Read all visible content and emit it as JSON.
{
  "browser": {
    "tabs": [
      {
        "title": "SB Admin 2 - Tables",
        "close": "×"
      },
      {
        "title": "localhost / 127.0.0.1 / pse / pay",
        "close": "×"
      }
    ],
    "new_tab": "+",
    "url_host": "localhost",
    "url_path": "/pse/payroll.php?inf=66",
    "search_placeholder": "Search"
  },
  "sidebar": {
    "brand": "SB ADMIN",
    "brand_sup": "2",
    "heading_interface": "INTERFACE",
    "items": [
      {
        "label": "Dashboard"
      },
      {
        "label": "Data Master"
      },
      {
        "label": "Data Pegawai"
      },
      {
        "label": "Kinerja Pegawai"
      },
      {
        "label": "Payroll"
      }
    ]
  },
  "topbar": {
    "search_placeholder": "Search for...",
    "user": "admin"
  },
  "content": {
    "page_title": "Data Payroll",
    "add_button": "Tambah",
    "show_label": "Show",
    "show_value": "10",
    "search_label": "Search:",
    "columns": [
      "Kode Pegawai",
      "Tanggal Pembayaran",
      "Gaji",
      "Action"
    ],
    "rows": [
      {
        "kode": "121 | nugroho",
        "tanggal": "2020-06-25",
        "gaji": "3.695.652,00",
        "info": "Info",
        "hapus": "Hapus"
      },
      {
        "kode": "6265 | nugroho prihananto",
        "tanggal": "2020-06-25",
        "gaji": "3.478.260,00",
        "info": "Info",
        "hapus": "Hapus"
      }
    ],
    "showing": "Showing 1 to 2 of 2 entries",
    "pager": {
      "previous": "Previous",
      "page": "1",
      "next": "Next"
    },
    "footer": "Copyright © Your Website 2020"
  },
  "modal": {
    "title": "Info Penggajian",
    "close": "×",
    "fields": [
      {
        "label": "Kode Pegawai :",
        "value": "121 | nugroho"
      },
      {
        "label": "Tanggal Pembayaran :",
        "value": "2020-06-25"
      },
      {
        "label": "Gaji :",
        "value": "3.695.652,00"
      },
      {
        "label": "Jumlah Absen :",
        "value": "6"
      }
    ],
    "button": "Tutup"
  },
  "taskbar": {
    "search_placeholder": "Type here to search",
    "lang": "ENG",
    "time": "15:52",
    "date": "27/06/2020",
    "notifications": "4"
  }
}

## Your goal
Repeat every line of the records above exactly.

## Task output
Read all visible content and emit it as JSON.
{
  "browser": {
    "tabs": [
      {
        "title": "SB Admin 2 - Tables",
        "close": "×"
      },
      {
        "title": "localhost / 127.0.0.1 / pse / pay",
        "close": "×"
      }
    ],
    "new_tab": "+",
    "url_host": "localhost",
    "url_path": "/pse/payroll.php?inf=66",
    "search_placeholder": "Search"
  },
  "sidebar": {
    "brand": "SB ADMIN",
    "brand_sup": "2",
    "heading_interface": "INTERFACE",
    "items": [
      {
        "label": "Dashboard"
      },
      {
        "label": "Data Master"
      },
      {
        "label": "Data Pegawai"
      },
      {
        "label": "Kinerja Pegawai"
      },
      {
        "label": "Payroll"
      }
    ]
  },
  "topbar": {
    "search_placeholder": "Search for...",
    "user": "admin"
  },
  "content": {
    "page_title": "Data Payroll",
    "add_button": "Tambah",
    "show_label": "Show",
    "show_value": "10",
    "search_label": "Search:",
    "columns": [
      "Kode Pegawai",
      "Tanggal Pembayaran",
      "Gaji",
      "Action"
    ],
    "rows": [
      {
        "kode": "121 | nugroho",
        "tanggal": "2020-06-25",
        "gaji": "3.695.652,00",
        "info": "Info",
        "hapus": "Hapus"
      },
      {
        "kode": "6265 | nugroho prihananto",
        "tanggal": "2020-06-25",
        "gaji": "3.478.260,00",
        "info": "Info",
        "hapus": "Hapus"
      }
    ],
    "showing": "Showing 1 to 2 of 2 entries",
    "pager": {
      "previous": "Previous",
      "page": "1",
      "next": "Next"
    },
    "footer": "Copyright © Your Website 2020"
  },
  "modal": {
    "title": "Info Penggajian",
    "close": "×",
    "fields": [
      {
        "label": "Kode Pegawai :",
        "value": "121 | nugroho"
      },
      {
        "label": "Tanggal Pembayaran :",
        "value": "2020-06-25"
      },
      {
        "label": "Gaji :",
        "value": "3.695.652,00"
      },
      {
        "label": "Jumlah Absen :",
        "value": "6"
      }
    ],
    "button": "Tutup"
  },
  "taskbar": {
    "search_placeholder": "Type here to search",
    "lang": "ENG",
    "time": "15:52",
    "date": "27/06/2020",
    "notifications": "4"
  }
}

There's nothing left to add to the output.